→ **Exercise prompt**
Look through the material below. Copy every line with the string "Engineering" in it.

→ **Stored data**

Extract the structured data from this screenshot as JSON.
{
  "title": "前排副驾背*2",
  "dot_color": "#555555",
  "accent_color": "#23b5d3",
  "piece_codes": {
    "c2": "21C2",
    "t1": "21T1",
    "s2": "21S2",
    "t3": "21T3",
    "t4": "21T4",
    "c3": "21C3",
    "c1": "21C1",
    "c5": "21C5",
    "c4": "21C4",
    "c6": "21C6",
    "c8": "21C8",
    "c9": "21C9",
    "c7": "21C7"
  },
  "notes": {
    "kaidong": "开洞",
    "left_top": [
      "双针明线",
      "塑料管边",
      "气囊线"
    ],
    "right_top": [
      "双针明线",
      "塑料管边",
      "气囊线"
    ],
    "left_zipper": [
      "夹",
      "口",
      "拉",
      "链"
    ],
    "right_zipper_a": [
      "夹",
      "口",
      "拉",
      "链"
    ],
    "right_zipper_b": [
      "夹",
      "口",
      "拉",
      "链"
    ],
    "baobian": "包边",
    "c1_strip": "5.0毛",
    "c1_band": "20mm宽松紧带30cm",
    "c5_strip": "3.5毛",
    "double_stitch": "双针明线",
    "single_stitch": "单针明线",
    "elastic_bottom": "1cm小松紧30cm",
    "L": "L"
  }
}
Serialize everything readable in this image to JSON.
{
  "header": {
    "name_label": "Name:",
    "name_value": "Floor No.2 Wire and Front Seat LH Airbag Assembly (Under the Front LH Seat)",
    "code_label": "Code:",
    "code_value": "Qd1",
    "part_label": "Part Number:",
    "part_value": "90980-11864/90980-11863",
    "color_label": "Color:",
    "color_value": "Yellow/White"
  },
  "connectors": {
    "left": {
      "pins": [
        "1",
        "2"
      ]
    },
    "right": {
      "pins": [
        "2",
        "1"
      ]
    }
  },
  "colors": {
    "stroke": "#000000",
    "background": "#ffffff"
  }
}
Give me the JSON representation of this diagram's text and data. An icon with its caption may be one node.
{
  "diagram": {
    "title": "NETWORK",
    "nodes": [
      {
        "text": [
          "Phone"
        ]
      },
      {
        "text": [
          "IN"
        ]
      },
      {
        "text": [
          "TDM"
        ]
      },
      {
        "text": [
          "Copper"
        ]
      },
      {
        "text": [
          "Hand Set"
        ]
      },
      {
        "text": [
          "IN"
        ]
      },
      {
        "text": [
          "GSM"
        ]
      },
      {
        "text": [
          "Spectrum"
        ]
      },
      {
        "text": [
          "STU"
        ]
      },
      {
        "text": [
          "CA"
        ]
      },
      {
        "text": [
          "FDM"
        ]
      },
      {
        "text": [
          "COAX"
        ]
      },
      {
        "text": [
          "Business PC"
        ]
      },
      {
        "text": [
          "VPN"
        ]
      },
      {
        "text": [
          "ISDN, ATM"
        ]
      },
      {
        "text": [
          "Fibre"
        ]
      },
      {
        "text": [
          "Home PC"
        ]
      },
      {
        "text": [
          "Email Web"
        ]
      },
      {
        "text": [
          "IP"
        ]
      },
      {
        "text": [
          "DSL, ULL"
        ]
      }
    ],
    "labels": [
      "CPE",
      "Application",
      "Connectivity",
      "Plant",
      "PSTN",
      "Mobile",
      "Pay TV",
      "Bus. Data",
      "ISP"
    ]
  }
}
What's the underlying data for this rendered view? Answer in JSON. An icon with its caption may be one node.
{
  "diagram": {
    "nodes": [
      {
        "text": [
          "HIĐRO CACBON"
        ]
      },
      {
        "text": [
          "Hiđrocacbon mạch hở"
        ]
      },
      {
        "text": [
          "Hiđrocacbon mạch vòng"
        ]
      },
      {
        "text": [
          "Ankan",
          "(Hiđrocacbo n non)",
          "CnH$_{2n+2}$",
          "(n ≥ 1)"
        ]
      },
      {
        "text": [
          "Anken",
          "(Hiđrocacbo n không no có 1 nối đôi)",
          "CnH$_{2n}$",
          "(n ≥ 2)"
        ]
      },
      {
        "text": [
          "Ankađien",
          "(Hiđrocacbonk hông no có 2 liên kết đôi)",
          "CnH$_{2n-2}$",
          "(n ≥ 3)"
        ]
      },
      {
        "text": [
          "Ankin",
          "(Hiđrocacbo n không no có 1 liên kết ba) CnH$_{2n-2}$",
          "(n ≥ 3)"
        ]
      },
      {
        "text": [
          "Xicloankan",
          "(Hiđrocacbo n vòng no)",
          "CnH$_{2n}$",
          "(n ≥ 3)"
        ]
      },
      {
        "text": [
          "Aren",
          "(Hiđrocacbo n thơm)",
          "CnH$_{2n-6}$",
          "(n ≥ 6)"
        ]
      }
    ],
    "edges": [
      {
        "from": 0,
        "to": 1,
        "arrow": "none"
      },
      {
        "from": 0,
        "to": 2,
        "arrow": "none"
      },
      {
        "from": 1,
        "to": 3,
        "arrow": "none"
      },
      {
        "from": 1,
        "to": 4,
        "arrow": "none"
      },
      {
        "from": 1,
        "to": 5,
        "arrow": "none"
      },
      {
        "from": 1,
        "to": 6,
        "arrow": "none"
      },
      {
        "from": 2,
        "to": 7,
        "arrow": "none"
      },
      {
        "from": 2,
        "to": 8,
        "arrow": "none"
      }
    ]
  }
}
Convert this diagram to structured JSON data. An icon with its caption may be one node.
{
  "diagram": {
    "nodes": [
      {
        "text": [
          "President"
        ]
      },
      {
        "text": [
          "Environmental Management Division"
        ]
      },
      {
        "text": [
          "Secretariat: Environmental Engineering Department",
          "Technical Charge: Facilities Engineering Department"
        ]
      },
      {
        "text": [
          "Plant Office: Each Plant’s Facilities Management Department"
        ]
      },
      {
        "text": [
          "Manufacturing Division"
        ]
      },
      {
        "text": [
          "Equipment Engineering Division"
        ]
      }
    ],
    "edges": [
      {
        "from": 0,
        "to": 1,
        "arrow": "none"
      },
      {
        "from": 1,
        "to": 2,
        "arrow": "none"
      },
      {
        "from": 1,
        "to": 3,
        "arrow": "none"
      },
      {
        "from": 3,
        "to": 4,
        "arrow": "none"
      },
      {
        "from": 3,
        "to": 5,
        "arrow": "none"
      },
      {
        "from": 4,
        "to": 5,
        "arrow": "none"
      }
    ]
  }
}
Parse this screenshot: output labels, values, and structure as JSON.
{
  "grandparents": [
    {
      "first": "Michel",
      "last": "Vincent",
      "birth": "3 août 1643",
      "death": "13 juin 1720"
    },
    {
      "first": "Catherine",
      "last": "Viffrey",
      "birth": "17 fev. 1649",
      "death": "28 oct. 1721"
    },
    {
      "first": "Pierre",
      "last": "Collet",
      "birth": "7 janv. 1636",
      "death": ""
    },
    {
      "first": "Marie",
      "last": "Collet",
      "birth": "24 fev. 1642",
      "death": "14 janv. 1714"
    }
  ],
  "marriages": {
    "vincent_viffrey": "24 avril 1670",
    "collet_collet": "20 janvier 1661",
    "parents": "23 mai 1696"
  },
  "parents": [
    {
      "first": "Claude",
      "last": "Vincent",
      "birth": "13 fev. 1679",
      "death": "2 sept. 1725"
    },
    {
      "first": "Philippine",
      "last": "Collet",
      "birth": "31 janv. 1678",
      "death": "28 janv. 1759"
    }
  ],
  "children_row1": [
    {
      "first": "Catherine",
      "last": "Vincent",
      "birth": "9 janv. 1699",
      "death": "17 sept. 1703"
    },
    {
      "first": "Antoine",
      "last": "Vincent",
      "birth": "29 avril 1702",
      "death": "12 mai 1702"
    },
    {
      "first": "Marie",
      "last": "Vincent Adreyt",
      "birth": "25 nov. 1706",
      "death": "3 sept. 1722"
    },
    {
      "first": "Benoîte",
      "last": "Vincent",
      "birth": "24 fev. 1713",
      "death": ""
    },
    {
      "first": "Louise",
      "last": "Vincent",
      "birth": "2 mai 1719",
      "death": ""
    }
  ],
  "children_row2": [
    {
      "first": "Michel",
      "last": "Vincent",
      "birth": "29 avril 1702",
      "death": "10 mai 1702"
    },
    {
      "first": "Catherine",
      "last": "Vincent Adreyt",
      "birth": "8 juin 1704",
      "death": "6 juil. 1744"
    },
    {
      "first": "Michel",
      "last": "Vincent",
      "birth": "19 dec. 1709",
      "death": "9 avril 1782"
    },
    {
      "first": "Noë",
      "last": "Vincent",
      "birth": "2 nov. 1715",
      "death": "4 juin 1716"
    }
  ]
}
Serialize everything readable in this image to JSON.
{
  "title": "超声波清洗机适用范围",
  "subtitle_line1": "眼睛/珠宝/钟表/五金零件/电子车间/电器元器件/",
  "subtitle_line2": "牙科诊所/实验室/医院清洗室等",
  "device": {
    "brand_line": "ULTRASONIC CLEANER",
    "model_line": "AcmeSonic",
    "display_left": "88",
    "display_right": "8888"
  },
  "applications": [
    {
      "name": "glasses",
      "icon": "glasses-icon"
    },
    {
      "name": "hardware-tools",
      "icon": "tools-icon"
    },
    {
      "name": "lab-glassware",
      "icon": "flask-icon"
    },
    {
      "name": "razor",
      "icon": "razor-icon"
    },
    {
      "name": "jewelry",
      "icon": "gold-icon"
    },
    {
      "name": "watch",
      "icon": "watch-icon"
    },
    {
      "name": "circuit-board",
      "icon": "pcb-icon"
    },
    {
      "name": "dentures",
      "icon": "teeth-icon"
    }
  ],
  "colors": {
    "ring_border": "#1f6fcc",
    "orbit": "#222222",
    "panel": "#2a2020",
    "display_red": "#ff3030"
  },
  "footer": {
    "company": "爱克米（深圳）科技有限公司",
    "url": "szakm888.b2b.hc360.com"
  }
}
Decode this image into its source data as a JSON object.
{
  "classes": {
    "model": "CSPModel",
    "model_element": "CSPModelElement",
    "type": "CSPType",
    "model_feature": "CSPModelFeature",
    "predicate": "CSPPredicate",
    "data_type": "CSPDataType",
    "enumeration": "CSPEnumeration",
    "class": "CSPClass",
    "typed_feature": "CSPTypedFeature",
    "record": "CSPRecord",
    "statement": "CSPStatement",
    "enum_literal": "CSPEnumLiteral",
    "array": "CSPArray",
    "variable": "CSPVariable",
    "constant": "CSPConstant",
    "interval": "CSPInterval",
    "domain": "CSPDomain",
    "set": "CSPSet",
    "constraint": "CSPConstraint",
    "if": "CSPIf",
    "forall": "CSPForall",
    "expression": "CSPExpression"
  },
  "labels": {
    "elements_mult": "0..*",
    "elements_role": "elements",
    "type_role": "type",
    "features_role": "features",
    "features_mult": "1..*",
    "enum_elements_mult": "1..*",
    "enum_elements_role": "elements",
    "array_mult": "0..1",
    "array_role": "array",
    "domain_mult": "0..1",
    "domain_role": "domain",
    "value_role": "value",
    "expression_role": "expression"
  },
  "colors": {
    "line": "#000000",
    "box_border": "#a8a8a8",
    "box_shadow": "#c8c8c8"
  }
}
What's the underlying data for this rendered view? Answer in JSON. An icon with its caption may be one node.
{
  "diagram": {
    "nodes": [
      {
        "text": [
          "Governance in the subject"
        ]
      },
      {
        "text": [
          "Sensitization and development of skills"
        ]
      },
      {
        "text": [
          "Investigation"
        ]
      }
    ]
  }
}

→ **The output**
          "Secretariat: Environmental Engineering Department",
          "Technical Charge: Facilities Engineering Department"
          "Equipment Engineering Division"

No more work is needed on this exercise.